> _Directions for this task_
Look for the string "мероприятий" in every line, and copy each line that has it.

▼▼▼

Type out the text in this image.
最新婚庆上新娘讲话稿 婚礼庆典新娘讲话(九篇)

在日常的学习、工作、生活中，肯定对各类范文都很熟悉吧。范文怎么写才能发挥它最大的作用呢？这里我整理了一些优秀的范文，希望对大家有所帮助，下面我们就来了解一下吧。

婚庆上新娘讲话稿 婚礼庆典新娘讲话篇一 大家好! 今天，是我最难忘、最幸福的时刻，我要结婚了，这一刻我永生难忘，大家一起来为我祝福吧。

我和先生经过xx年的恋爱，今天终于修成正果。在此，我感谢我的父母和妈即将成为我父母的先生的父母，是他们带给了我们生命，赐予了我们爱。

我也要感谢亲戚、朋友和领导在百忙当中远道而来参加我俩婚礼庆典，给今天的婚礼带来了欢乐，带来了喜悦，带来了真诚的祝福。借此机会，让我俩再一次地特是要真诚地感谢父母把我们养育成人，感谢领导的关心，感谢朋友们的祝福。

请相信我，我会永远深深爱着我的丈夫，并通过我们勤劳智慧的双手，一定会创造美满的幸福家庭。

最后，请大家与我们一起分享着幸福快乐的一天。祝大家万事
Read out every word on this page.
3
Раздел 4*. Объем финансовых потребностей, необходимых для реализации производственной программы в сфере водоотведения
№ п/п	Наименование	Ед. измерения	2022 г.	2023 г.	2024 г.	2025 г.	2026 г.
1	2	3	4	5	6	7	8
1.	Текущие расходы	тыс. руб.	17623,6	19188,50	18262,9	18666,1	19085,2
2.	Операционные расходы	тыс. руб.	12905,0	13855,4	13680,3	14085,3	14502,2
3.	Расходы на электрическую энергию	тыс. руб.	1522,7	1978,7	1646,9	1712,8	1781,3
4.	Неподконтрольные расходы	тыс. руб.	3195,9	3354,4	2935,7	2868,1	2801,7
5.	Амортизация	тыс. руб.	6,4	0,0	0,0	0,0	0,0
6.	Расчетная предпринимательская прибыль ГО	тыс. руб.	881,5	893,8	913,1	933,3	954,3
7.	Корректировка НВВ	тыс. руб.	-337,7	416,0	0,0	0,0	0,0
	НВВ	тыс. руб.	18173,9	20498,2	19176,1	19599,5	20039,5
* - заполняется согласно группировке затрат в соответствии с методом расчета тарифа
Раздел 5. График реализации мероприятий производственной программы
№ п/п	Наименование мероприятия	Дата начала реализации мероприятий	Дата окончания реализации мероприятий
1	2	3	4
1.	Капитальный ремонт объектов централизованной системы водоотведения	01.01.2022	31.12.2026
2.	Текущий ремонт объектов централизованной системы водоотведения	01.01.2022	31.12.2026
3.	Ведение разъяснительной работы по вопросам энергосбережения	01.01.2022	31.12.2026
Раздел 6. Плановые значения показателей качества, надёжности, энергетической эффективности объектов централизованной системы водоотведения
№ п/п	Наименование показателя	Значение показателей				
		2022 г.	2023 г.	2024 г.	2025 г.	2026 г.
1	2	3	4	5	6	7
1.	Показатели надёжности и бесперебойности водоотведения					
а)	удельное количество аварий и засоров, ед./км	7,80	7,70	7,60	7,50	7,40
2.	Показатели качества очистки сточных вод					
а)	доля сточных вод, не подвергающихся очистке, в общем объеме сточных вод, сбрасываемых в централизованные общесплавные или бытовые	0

▲▲▲

> _Reply to the task_
Раздел 5. График реализации мероприятий производственной программы
№ п/п	Наименование мероприятия	Дата начала реализации мероприятий	Дата окончания реализации мероприятий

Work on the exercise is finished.